■ Written task ■
Please find all lines in the data that hold the string "only" and copy them.

┌────────

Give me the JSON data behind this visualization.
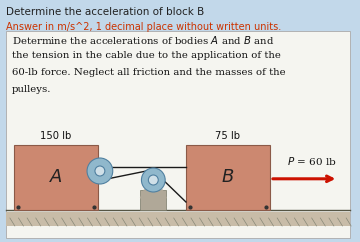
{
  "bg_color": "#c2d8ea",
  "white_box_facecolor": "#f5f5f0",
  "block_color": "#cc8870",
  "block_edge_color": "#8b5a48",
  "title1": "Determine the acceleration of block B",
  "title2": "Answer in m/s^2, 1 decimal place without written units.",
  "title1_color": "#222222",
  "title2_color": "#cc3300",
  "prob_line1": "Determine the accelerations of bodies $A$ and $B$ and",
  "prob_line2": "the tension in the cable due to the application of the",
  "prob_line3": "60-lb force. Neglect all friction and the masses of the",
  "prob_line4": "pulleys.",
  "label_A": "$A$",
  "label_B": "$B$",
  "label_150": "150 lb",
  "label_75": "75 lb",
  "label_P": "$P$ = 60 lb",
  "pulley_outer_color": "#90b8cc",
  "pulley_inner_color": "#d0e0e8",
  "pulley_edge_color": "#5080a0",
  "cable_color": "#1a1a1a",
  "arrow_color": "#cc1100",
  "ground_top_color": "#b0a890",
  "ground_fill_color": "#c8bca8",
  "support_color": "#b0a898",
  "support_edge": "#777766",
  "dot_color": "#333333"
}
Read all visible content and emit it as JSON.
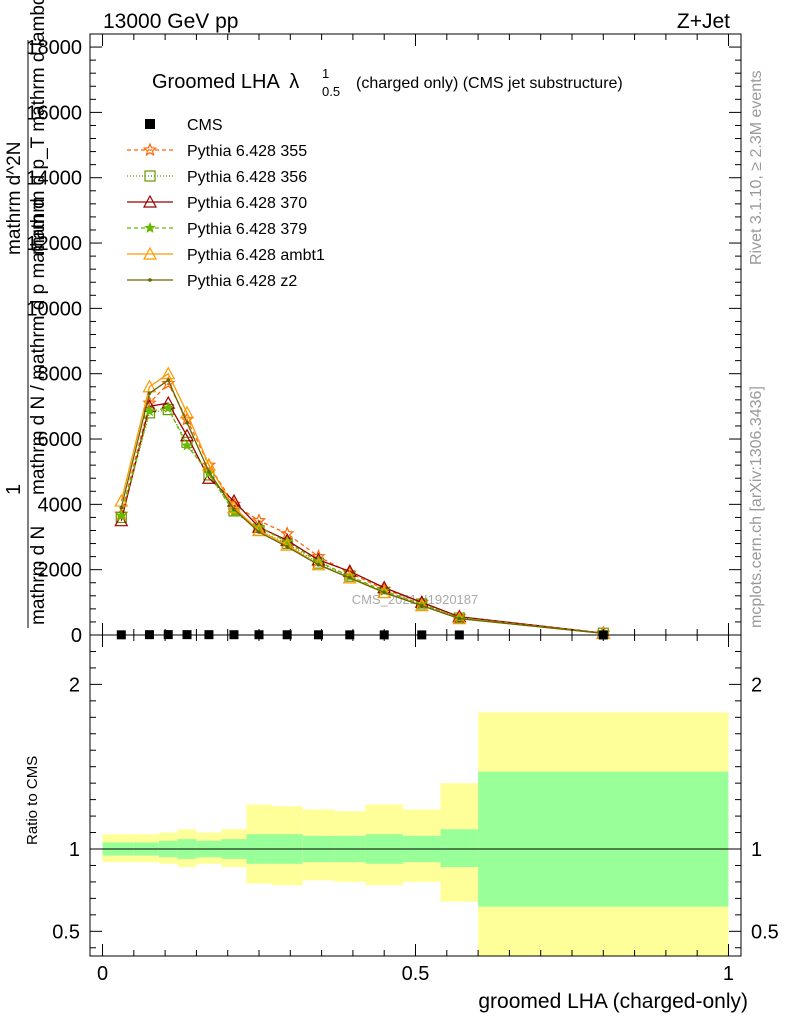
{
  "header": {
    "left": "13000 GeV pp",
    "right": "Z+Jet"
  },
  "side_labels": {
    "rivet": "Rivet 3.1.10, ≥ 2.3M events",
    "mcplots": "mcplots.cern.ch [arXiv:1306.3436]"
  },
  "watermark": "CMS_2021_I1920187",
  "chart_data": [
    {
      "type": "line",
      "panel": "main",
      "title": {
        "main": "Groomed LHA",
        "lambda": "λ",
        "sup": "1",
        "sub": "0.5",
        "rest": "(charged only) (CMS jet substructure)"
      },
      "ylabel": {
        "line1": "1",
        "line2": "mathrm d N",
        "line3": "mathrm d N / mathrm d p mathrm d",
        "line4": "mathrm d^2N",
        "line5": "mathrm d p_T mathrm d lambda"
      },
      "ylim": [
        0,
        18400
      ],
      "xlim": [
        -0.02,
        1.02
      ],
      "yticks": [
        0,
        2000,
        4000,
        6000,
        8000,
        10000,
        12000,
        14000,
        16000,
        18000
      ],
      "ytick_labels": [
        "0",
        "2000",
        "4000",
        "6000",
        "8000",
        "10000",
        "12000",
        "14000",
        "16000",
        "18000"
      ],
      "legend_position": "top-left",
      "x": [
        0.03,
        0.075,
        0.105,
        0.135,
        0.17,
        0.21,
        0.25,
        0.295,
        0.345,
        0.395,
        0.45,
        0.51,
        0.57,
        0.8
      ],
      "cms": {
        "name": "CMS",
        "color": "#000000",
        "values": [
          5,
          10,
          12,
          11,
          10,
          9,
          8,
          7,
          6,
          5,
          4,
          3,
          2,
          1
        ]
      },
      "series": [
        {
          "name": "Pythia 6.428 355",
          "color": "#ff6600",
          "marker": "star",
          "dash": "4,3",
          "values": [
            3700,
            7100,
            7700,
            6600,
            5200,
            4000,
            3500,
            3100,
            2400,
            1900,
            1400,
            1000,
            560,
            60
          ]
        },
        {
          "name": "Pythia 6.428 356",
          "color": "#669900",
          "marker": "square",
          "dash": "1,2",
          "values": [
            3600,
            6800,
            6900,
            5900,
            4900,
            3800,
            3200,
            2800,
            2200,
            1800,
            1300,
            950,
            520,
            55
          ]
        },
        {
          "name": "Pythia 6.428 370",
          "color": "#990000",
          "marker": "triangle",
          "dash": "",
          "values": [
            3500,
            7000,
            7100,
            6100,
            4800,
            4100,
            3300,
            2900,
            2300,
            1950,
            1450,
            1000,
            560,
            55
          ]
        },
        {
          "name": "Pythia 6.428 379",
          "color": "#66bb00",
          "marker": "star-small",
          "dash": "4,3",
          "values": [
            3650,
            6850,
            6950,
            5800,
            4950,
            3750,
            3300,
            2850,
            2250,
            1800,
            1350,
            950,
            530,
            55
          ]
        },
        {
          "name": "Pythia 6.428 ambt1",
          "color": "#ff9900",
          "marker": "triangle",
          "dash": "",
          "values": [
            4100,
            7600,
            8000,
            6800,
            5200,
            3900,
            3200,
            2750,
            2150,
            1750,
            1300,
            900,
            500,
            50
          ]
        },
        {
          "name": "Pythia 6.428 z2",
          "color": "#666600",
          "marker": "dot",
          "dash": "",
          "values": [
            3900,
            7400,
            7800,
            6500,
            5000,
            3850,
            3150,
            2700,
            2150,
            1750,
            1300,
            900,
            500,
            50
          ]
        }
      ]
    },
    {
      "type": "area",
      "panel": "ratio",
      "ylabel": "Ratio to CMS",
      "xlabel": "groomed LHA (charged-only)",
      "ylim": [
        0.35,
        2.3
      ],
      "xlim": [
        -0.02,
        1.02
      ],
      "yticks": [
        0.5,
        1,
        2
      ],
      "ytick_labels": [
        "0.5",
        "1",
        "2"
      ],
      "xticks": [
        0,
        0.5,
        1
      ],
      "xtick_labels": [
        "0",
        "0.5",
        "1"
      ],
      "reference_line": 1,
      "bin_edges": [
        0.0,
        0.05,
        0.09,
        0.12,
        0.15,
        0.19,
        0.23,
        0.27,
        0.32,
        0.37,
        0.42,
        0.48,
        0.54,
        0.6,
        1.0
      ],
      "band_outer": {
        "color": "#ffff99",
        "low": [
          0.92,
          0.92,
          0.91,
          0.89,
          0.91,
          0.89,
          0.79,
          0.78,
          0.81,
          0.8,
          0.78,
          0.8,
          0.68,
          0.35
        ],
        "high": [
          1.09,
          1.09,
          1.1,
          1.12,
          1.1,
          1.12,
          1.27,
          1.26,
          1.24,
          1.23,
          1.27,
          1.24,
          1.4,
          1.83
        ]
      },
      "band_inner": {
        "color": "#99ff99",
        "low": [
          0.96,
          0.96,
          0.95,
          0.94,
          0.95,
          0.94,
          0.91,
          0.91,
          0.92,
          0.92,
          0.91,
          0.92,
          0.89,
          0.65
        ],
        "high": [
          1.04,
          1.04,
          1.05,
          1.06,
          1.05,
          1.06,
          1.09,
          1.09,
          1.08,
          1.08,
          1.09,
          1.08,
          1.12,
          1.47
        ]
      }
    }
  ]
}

└────────
┌────────

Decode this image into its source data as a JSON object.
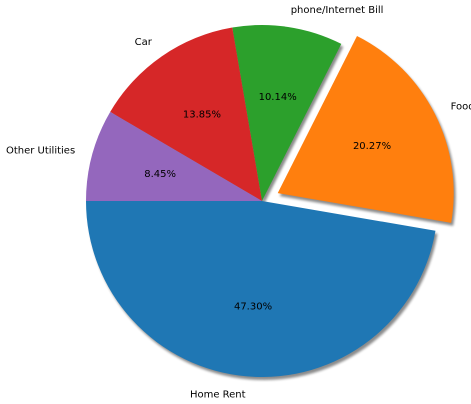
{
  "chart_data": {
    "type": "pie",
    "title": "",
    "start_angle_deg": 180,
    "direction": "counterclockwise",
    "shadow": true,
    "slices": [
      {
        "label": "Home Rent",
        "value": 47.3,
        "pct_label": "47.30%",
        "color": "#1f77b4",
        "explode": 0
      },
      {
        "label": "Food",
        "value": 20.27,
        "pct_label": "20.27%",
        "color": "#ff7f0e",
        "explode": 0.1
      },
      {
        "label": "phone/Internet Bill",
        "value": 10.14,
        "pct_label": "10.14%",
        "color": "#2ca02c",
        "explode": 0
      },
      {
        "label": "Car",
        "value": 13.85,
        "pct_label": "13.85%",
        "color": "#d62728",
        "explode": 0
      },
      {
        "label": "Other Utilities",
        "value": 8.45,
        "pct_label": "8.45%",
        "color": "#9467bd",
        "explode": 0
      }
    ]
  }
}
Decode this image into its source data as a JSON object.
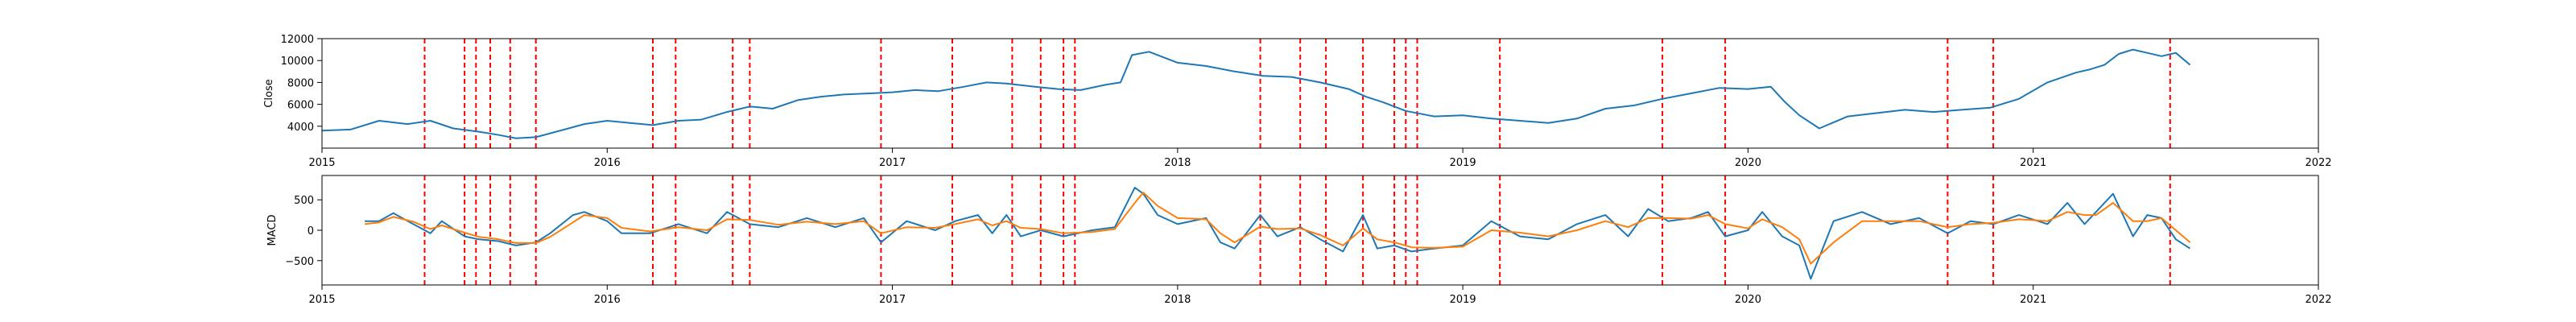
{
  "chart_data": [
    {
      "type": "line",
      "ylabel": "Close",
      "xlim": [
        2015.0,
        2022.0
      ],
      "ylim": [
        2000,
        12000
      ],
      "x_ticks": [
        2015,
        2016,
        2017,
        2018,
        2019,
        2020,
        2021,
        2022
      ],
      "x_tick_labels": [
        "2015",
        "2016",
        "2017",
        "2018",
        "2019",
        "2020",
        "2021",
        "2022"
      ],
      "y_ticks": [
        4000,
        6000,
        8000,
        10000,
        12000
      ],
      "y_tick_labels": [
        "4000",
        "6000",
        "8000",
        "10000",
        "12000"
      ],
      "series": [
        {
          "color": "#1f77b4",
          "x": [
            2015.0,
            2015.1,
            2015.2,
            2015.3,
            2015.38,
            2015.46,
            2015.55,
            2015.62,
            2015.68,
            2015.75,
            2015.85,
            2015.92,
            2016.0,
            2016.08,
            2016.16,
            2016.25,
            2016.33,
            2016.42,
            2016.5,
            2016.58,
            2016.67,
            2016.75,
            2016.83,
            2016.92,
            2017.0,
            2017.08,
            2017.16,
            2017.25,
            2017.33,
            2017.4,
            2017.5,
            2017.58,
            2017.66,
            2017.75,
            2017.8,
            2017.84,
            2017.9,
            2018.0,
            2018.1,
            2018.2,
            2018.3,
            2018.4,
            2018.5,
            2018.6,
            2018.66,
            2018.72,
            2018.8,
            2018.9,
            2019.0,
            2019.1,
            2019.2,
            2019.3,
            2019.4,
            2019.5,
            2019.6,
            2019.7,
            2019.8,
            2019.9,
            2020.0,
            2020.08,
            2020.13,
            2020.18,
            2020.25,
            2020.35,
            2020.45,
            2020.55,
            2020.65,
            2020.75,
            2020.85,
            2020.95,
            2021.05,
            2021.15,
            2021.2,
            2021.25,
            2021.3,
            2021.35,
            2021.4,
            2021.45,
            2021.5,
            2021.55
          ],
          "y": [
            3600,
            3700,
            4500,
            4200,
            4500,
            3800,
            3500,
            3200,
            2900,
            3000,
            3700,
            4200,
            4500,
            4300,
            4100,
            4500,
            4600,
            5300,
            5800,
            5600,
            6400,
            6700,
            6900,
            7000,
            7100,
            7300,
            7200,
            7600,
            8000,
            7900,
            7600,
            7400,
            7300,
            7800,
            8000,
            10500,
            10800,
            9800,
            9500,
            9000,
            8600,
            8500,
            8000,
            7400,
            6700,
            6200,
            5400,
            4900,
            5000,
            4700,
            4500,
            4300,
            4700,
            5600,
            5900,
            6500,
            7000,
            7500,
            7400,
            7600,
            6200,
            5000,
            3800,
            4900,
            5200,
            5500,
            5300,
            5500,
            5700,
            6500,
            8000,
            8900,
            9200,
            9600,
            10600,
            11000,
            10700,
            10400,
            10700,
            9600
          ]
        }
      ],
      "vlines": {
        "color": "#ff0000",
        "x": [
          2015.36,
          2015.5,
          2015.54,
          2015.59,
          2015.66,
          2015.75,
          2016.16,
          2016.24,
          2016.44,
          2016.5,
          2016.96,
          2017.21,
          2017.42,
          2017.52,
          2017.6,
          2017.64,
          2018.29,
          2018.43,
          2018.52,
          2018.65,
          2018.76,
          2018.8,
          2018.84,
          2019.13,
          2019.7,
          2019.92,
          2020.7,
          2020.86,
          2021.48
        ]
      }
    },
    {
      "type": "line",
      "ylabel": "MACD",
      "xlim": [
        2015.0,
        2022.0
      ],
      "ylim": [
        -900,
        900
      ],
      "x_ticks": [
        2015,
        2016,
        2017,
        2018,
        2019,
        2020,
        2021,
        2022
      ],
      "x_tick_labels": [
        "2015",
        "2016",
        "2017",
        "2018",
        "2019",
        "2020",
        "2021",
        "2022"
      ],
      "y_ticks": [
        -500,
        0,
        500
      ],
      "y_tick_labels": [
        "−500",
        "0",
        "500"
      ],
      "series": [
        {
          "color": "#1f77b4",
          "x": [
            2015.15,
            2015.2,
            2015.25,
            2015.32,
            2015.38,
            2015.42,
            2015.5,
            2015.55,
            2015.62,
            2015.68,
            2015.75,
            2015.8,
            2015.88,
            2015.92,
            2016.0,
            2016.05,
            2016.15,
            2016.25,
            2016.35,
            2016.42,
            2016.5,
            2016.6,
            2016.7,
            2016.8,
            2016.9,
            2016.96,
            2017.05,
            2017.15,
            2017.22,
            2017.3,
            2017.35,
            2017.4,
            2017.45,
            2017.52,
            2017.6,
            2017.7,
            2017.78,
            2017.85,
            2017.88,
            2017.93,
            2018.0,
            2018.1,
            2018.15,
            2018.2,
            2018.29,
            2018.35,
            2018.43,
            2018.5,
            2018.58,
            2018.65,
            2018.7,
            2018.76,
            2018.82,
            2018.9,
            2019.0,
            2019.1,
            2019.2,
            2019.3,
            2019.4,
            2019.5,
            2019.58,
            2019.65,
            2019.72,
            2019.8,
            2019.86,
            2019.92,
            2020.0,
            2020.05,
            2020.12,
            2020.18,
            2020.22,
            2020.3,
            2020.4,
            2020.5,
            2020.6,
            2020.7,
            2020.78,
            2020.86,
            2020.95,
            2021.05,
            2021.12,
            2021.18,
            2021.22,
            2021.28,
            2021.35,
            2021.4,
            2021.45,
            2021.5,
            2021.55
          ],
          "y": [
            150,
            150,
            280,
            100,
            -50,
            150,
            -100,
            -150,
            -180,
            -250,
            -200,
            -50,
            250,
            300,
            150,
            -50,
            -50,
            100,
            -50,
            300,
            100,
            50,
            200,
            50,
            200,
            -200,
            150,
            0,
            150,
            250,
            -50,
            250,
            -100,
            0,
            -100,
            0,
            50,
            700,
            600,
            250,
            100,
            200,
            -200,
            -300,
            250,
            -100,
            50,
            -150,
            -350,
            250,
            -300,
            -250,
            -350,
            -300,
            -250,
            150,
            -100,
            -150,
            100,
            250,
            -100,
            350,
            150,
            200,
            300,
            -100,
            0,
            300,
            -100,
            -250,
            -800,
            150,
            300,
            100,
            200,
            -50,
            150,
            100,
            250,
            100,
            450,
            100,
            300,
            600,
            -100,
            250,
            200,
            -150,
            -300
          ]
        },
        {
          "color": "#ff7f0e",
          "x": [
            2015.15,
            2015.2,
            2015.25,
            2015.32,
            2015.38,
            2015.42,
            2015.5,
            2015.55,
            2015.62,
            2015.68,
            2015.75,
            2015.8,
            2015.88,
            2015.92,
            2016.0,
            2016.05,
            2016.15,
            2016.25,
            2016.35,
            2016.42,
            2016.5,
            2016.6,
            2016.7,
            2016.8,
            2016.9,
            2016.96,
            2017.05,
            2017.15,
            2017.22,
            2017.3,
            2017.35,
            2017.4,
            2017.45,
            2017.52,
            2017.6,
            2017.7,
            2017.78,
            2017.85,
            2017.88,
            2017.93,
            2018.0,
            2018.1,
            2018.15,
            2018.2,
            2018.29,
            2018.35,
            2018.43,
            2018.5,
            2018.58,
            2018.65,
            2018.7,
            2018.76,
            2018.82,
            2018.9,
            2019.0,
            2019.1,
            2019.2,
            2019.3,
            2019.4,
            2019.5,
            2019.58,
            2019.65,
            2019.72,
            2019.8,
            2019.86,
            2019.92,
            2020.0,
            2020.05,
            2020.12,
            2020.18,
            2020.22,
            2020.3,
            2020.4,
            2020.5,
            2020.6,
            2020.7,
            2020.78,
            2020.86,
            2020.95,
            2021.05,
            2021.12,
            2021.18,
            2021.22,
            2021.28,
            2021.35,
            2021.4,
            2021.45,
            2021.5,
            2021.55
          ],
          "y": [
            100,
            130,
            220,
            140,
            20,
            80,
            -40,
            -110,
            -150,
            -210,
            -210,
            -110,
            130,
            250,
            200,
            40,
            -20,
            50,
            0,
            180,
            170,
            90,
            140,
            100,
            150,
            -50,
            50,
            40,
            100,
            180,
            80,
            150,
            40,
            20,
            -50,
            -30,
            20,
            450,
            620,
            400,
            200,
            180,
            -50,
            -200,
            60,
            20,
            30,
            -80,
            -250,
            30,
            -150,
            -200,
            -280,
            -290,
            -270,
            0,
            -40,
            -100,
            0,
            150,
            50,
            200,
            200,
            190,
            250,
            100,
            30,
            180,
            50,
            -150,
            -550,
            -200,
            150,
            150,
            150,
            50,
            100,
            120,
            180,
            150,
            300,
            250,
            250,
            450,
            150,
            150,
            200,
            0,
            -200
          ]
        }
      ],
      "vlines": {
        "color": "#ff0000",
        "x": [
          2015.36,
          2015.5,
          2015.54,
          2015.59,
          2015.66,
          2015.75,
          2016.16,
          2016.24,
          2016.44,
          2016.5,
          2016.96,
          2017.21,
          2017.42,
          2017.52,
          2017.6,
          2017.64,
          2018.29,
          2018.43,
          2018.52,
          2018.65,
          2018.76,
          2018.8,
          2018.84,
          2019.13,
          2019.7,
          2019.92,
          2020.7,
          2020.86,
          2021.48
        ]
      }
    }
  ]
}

└────────

■ Response below ■
        "rest": "(charged only) (CMS jet substructure)"
      "xlabel": "groomed LHA (charged-only)",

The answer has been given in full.